Entradas de regiões rotuladas
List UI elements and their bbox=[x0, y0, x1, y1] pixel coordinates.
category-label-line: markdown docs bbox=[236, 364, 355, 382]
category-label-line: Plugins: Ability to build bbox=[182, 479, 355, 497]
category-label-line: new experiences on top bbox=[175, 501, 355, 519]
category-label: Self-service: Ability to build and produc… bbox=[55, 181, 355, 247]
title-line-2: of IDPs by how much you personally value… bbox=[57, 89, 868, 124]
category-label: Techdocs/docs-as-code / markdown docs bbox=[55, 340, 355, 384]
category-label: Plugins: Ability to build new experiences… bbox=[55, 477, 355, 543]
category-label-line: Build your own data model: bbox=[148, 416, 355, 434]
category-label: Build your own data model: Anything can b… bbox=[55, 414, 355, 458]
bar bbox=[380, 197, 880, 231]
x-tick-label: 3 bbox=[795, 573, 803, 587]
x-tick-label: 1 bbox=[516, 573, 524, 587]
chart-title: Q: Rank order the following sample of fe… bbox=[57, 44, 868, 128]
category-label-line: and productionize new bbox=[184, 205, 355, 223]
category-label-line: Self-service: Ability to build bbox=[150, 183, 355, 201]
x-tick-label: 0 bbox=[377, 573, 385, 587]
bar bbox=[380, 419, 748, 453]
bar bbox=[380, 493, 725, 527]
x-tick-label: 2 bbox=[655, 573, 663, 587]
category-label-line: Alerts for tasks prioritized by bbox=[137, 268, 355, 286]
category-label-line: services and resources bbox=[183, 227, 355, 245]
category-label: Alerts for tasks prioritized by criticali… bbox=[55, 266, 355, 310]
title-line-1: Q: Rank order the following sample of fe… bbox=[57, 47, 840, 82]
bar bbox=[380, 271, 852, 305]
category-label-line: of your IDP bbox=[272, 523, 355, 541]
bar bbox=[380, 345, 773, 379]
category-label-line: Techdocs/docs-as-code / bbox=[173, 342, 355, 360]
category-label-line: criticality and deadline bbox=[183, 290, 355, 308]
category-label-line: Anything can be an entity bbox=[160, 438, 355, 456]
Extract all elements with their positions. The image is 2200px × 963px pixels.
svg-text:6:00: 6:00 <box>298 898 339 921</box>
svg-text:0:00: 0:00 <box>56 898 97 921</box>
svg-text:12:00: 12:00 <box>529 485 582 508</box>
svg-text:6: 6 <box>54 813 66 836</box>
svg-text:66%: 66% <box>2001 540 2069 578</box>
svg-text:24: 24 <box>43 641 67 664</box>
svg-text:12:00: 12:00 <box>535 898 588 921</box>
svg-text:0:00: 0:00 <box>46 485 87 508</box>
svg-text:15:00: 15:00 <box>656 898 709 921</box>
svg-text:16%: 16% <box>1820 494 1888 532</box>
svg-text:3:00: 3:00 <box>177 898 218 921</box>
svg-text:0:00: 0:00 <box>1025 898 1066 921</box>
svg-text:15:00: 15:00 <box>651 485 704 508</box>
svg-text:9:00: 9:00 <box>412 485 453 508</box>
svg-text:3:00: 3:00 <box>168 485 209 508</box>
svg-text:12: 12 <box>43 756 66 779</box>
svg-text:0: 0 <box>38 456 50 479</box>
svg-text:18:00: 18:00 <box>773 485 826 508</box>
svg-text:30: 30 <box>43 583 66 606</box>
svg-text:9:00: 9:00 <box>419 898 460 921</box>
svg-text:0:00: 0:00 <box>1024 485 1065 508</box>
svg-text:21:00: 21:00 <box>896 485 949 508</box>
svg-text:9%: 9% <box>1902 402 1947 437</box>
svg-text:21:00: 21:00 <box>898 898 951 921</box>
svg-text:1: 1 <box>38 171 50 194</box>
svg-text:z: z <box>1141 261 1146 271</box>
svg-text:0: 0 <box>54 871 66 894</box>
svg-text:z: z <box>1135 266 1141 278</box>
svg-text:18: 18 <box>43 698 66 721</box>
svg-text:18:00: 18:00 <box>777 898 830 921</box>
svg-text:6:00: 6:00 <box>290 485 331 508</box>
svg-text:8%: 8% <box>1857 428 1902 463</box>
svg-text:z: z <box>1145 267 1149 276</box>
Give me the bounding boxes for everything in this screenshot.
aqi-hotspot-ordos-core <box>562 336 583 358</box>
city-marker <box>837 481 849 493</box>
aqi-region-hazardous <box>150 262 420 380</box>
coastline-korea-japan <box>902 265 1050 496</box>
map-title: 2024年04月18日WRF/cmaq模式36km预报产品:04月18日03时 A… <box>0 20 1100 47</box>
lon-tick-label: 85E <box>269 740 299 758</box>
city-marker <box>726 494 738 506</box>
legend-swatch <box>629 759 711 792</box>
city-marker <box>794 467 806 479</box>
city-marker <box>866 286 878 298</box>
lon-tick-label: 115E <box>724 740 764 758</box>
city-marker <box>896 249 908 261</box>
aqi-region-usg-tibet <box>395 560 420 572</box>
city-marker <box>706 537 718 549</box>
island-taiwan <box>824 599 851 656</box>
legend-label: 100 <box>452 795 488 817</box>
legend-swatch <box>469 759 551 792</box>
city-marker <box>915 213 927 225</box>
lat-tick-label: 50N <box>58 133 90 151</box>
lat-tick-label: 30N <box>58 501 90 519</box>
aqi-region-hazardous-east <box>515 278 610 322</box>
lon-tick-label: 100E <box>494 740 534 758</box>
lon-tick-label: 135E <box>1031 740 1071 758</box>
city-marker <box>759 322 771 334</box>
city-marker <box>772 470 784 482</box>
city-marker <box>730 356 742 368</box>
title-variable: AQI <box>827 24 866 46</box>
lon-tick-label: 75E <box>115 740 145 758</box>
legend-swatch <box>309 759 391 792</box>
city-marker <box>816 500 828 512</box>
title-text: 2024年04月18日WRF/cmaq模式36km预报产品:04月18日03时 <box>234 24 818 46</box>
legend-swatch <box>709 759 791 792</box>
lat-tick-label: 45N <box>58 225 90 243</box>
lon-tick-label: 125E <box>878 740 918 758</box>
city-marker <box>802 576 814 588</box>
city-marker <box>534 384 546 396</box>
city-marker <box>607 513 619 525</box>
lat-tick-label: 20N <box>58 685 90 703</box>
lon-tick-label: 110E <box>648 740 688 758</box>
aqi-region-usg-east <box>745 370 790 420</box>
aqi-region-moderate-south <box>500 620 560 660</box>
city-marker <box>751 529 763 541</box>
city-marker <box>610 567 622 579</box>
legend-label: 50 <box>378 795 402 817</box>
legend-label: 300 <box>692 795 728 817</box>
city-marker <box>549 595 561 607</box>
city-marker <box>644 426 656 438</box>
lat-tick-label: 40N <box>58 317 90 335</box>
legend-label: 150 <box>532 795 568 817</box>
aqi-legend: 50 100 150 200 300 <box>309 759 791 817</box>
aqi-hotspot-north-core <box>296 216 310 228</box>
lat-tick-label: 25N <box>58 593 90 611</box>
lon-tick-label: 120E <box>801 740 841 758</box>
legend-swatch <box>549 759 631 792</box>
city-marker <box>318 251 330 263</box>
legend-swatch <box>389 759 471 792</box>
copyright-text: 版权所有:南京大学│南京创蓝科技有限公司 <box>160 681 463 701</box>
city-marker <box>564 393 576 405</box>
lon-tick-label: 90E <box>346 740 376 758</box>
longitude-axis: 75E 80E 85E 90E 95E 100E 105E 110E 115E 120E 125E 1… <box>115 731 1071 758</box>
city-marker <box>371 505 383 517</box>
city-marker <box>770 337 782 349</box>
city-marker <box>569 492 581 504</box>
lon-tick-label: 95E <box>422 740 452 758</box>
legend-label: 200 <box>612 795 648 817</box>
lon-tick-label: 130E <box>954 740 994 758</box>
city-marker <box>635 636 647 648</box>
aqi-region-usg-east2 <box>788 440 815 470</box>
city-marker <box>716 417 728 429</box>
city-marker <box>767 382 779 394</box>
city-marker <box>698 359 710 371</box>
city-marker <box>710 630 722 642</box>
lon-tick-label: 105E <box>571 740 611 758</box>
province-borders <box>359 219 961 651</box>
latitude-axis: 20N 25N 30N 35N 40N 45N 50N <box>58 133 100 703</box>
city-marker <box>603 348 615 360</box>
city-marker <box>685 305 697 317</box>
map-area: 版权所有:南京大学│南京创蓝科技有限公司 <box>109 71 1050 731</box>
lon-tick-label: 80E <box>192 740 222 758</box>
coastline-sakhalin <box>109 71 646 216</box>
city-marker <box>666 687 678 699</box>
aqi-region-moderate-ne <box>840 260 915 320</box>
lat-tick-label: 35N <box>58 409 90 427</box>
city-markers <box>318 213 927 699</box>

O que fazer
Disponha em uma tabela Markdown as linhas do material, começando pela primeira e terminando na linha que contém "title-line-1: Q: Rank", inclusive, com as colunas Nº e Linha. Omita as linhas em branco.

Resultado
| Nº | Linha |
|---|---|
| 1 | List UI elements and their bbox=[x0, y0, x1, y1] pixel coordinates. |
| 2 | category-label-line: markdown docs bbox=[236, 364, 355, 382] |
| 3 | category-label-line: Plugins: Ability to build bbox=[182, 479, 355, 497] |
| 4 | category-label-line: new experiences on top bbox=[175, 501, 355, 519] |
| 5 | category-label: Self-service: Ability to build and produc… bbox=[55, 181, 355, 247] |
| 6 | title-line-2: of IDPs by how much you personally value… bbox=[57, 89, 868, 124] |
| 7 | category-label: Techdocs/docs-as-code / markdown docs bbox=[55, 340, 355, 384] |
| 8 | category-label: Plugins: Ability to build new experiences… bbox=[55, 477, 355, 543] |
| 9 | category-label-line: Build your own data model: bbox=[148, 416, 355, 434] |
| 10 | category-label: Build your own data model: Anything can b… bbox=[55, 414, 355, 458] |
| 11 | bar bbox=[380, 197, 880, 231] |
| 12 | x-tick-label: 3 bbox=[795, 573, 803, 587] |
| 13 | x-tick-label: 1 bbox=[516, 573, 524, 587] |
| 14 | chart-title: Q: Rank order the following sample of fe… bbox=[57, 44, 868, 128] |
| 15 | category-label-line: and productionize new bbox=[184, 205, 355, 223] |
| 16 | category-label-line: Self-service: Ability to build bbox=[150, 183, 355, 201] |
| 17 | x-tick-label: 0 bbox=[377, 573, 385, 587] |
| 18 | bar bbox=[380, 419, 748, 453] |
| 19 | bar bbox=[380, 493, 725, 527] |
| 20 | x-tick-label: 2 bbox=[655, 573, 663, 587] |
| 21 | category-label-line: Alerts for tasks prioritized by bbox=[137, 268, 355, 286] |
| 22 | category-label-line: services and resources bbox=[183, 227, 355, 245] |
| 23 | category-label: Alerts for tasks prioritized by criticali… bbox=[55, 266, 355, 310] |
| 24 | title-line-1: Q: Rank order the following sample of fe… bbox=[57, 47, 840, 82] |